--- Start of Records for the exercise ---

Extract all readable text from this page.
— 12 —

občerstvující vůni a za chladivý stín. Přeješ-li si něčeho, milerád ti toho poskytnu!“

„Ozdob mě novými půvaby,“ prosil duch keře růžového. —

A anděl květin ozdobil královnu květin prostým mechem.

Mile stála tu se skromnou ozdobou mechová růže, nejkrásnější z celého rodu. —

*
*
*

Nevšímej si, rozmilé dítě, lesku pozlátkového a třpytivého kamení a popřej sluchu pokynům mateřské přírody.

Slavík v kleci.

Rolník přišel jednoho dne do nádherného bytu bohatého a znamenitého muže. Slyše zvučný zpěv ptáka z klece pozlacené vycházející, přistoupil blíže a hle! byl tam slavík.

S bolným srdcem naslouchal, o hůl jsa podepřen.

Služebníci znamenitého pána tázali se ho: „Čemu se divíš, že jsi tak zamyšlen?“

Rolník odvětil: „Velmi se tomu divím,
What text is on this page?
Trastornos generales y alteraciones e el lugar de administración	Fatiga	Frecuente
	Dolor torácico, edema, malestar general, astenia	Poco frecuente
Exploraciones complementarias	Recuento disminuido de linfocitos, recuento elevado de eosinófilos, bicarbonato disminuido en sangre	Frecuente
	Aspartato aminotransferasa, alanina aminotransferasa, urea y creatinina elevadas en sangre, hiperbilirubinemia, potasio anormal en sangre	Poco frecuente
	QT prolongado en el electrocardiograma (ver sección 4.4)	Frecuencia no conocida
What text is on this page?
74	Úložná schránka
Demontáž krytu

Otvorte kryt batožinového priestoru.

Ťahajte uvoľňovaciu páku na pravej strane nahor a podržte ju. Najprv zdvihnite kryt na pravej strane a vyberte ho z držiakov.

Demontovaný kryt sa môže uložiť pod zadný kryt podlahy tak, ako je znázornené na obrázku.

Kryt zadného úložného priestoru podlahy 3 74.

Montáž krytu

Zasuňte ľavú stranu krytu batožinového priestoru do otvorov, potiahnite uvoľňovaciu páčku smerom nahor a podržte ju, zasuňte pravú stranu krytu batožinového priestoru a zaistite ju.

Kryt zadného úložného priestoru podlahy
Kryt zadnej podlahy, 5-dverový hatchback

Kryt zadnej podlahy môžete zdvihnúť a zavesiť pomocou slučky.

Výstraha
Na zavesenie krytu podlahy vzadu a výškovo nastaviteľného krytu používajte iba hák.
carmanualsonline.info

--- End of Records for the exercise ---

To be done: Repeat each record exactly, leaving nothing out.

The response:
Extract all readable text from this page.
— 12 —

občerstvující vůni a za chladivý stín. Přeješ-li si něčeho, milerád ti toho poskytnu!“

„Ozdob mě novými půvaby,“ prosil duch keře růžového. —

A anděl květin ozdobil královnu květin prostým mechem.

Mile stála tu se skromnou ozdobou mechová růže, nejkrásnější z celého rodu. —

*
*
*

Nevšímej si, rozmilé dítě, lesku pozlátkového a třpytivého kamení a popřej sluchu pokynům mateřské přírody.

Slavík v kleci.

Rolník přišel jednoho dne do nádherného bytu bohatého a znamenitého muže. Slyše zvučný zpěv ptáka z klece pozlacené vycházející, přistoupil blíže a hle! byl tam slavík.

S bolným srdcem naslouchal, o hůl jsa podepřen.

Služebníci znamenitého pána tázali se ho: „Čemu se divíš, že jsi tak zamyšlen?“

Rolník odvětil: „Velmi se tomu divím,
What text is on this page?
Trastornos generales y alteraciones e el lugar de administración	Fatiga	Frecuente
	Dolor torácico, edema, malestar general, astenia	Poco frecuente
Exploraciones complementarias	Recuento disminuido de linfocitos, recuento elevado de eosinófilos, bicarbonato disminuido en sangre	Frecuente
	Aspartato aminotransferasa, alanina aminotransferasa, urea y creatinina elevadas en sangre, hiperbilirubinemia, potasio anormal en sangre	Poco frecuente
	QT prolongado en el electrocardiograma (ver sección 4.4)	Frecuencia no conocida
What text is on this page?
74	Úložná schránka
Demontáž krytu

Otvorte kryt batožinového priestoru.

Ťahajte uvoľňovaciu páku na pravej strane nahor a podržte ju. Najprv zdvihnite kryt na pravej strane a vyberte ho z držiakov.

Demontovaný kryt sa môže uložiť pod zadný kryt podlahy tak, ako je znázornené na obrázku.

Kryt zadného úložného priestoru podlahy 3 74.

Montáž krytu

Zasuňte ľavú stranu krytu batožinového priestoru do otvorov, potiahnite uvoľňovaciu páčku smerom nahor a podržte ju, zasuňte pravú stranu krytu batožinového priestoru a zaistite ju.

Kryt zadného úložného priestoru podlahy
Kryt zadnej podlahy, 5-dverový hatchback

Kryt zadnej podlahy môžete zdvihnúť a zavesiť pomocou slučky.

Výstraha
Na zavesenie krytu podlahy vzadu a výškovo nastaviteľného krytu používajte iba hák.
carmanualsonline.info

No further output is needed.